RAW RECORDS ▸
------------------------

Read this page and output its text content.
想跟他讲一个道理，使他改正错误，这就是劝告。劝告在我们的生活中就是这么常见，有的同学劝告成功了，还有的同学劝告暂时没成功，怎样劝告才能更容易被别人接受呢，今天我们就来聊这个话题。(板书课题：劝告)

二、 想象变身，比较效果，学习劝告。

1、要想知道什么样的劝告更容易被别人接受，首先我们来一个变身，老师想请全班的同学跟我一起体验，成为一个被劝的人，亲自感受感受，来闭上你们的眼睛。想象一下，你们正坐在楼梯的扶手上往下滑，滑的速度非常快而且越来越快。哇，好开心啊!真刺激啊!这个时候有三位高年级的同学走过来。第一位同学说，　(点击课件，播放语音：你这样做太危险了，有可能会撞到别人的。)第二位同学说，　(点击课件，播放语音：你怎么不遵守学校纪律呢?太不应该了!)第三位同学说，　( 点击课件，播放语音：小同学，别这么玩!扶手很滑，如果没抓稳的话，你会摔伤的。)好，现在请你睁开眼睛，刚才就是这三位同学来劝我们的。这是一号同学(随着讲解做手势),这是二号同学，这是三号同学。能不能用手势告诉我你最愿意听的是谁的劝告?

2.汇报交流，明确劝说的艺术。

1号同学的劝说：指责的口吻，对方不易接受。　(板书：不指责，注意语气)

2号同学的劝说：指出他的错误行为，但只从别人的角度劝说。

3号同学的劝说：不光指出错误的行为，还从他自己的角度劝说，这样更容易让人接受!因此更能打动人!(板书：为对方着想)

------------------------

EXERCISE REQUIREMENTS ▸ Reproduce all of the entries word for word.

WRITTEN RESPONSE ▸
Read this page and output its text content.
想跟他讲一个道理，使他改正错误，这就是劝告。劝告在我们的生活中就是这么常见，有的同学劝告成功了，还有的同学劝告暂时没成功，怎样劝告才能更容易被别人接受呢，今天我们就来聊这个话题。(板书课题：劝告)

二、 想象变身，比较效果，学习劝告。

1、要想知道什么样的劝告更容易被别人接受，首先我们来一个变身，老师想请全班的同学跟我一起体验，成为一个被劝的人，亲自感受感受，来闭上你们的眼睛。想象一下，你们正坐在楼梯的扶手上往下滑，滑的速度非常快而且越来越快。哇，好开心啊!真刺激啊!这个时候有三位高年级的同学走过来。第一位同学说，　(点击课件，播放语音：你这样做太危险了，有可能会撞到别人的。)第二位同学说，　(点击课件，播放语音：你怎么不遵守学校纪律呢?太不应该了!)第三位同学说，　( 点击课件，播放语音：小同学，别这么玩!扶手很滑，如果没抓稳的话，你会摔伤的。)好，现在请你睁开眼睛，刚才就是这三位同学来劝我们的。这是一号同学(随着讲解做手势),这是二号同学，这是三号同学。能不能用手势告诉我你最愿意听的是谁的劝告?

2.汇报交流，明确劝说的艺术。

1号同学的劝说：指责的口吻，对方不易接受。　(板书：不指责，注意语气)

2号同学的劝说：指出他的错误行为，但只从别人的角度劝说。

3号同学的劝说：不光指出错误的行为，还从他自己的角度劝说，这样更容易让人接受!因此更能打动人!(板书：为对方着想)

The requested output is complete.